— Material —
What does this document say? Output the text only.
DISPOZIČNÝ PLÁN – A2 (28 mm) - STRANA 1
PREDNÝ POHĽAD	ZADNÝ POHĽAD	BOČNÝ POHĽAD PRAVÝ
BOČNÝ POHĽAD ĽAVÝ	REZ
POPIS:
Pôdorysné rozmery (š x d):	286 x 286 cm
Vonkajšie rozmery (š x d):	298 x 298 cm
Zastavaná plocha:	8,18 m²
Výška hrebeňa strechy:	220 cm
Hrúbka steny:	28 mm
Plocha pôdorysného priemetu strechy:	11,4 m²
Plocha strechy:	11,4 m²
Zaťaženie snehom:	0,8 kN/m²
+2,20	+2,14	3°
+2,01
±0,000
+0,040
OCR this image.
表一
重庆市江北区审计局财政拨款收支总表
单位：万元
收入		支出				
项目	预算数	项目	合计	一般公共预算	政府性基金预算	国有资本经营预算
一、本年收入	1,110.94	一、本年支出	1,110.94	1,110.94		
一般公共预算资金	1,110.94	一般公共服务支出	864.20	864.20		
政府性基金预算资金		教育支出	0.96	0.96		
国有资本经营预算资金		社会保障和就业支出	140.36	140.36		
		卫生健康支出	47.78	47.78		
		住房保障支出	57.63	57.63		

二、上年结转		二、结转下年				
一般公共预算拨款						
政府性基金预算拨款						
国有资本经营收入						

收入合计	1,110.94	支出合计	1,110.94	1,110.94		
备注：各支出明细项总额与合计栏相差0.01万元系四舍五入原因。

* * *

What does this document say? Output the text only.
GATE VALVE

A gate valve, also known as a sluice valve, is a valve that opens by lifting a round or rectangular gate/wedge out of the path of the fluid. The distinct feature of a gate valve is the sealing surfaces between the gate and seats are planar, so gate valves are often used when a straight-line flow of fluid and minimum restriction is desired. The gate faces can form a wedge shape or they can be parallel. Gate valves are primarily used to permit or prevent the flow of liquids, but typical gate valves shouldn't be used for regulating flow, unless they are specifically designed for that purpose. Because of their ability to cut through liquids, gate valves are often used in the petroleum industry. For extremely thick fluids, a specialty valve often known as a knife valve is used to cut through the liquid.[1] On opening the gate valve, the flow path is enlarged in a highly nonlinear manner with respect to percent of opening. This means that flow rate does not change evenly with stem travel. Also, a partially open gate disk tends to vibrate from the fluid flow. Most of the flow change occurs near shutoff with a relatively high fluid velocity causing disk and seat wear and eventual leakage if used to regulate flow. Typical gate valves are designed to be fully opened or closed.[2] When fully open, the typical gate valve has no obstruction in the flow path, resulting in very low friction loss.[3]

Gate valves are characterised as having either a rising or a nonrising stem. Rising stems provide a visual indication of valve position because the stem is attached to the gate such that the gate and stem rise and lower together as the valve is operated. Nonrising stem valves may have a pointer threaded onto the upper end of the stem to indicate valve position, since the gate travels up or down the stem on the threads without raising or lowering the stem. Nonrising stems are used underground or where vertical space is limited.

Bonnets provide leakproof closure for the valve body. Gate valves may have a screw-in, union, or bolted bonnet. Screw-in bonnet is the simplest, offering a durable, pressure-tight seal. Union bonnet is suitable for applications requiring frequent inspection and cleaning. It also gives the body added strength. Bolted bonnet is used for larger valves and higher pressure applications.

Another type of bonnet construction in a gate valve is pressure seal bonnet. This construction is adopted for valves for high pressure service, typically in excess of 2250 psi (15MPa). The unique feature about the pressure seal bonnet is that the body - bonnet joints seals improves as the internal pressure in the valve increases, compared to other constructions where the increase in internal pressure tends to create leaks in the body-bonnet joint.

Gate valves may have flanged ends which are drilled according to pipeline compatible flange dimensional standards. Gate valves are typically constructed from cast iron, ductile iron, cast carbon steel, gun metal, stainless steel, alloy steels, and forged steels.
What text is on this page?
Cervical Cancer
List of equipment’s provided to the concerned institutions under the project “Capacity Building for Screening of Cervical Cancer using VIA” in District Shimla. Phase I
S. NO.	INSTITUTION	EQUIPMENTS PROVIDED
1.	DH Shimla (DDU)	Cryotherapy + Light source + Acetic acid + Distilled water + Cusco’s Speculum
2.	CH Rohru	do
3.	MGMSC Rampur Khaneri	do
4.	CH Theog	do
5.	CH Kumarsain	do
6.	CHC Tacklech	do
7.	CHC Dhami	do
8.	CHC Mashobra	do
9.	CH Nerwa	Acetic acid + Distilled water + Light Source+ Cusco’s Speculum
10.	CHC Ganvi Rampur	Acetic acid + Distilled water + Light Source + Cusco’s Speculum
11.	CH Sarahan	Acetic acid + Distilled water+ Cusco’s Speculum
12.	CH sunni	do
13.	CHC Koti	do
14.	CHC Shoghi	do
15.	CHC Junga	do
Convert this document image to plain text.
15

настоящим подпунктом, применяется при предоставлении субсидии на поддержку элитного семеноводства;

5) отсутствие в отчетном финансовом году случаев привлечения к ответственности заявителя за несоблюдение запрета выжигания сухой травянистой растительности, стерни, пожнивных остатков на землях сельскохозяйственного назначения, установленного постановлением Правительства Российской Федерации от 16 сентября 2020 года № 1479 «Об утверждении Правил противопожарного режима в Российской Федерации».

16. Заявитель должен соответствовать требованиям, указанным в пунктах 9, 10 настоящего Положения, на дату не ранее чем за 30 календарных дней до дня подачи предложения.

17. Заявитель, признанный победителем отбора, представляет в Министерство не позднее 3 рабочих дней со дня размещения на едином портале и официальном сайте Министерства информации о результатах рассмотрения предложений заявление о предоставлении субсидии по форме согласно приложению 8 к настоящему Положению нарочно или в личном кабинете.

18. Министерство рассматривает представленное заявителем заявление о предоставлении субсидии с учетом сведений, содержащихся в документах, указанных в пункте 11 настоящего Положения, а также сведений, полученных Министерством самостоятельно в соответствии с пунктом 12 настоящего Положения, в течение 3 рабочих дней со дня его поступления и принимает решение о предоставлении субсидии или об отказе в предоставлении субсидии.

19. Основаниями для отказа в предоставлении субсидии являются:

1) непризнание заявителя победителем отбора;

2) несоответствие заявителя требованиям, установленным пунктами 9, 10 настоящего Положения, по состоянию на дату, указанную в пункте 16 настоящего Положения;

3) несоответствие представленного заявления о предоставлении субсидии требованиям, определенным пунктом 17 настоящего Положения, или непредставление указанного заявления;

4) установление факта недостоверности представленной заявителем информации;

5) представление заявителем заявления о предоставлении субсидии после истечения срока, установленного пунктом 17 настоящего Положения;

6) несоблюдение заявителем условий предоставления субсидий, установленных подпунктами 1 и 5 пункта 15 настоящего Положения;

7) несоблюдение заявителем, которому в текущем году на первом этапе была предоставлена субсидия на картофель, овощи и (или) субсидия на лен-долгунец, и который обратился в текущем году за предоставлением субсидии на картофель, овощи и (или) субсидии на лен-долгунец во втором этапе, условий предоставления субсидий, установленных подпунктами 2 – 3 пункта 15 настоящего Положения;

— Task to complete —
Which lines of the data include "rozmery"? Copy each of them.

— Reply to the exercise —
Pôdorysné rozmery (š x d):	286 x 286 cm
Vonkajšie rozmery (š x d):	298 x 298 cm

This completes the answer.